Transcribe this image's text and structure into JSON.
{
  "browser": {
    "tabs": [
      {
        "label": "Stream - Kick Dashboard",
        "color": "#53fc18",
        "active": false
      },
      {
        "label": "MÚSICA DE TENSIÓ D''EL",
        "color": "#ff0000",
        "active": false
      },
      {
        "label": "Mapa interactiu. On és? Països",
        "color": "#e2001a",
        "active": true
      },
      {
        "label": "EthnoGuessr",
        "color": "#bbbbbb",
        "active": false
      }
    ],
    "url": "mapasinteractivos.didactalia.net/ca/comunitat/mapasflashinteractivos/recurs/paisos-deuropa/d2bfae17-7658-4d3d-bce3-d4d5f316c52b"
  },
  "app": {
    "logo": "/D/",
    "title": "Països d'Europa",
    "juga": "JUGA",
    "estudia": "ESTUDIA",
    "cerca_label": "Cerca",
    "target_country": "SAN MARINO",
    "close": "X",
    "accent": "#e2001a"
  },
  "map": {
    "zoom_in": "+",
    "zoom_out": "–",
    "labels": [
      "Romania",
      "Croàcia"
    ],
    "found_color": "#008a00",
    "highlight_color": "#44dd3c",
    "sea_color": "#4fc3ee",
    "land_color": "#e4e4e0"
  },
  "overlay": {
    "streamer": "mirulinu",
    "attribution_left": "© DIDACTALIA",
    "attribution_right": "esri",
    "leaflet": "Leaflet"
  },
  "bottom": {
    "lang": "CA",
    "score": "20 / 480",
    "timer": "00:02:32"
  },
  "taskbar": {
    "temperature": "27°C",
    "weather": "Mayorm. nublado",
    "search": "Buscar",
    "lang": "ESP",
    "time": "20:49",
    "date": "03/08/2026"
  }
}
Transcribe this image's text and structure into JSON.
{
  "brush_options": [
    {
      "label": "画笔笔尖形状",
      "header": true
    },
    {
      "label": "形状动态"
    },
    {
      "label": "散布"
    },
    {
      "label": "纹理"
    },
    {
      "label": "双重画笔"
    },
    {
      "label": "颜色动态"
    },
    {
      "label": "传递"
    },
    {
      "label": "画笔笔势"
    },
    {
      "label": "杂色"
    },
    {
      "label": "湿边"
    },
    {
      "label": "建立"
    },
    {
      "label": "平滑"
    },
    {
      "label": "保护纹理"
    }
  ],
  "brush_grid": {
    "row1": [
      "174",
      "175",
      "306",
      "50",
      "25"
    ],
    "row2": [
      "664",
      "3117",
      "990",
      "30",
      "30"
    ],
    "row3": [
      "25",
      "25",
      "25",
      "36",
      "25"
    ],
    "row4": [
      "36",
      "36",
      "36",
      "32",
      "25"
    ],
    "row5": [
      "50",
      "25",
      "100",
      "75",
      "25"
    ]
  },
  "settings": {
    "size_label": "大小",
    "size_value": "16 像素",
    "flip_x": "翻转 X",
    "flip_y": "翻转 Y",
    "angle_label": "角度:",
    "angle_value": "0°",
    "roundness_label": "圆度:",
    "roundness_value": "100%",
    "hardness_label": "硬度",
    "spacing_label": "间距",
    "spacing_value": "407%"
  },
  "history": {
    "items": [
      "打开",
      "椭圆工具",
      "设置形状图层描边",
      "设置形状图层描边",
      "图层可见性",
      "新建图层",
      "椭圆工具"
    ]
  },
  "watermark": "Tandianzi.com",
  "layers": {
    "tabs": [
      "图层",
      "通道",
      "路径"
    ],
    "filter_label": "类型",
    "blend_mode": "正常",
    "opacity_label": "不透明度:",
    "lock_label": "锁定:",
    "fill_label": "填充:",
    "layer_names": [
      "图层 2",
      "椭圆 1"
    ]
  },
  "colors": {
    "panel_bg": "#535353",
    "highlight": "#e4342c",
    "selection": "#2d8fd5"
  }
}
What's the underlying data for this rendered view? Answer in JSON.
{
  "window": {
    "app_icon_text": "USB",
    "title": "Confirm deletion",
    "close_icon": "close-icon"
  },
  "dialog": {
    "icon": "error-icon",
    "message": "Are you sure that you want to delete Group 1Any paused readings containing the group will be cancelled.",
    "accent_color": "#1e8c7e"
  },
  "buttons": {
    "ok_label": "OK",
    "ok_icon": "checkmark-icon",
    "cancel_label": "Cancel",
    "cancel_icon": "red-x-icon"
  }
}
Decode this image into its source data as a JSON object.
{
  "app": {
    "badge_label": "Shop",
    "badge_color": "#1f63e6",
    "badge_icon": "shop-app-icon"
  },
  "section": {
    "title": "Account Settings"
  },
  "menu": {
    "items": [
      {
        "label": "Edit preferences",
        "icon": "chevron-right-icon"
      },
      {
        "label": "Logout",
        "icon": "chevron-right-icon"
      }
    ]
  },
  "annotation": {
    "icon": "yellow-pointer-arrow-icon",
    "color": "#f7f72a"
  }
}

*The request:* Each line in the entries above that includes the string "JSON" should be extracted.

*Reply to the exercise:*
Transcribe this image's text and structure into JSON.
Transcribe this image's text and structure into JSON.
What's the underlying data for this rendered view? Answer in JSON.
Decode this image into its source data as a JSON object.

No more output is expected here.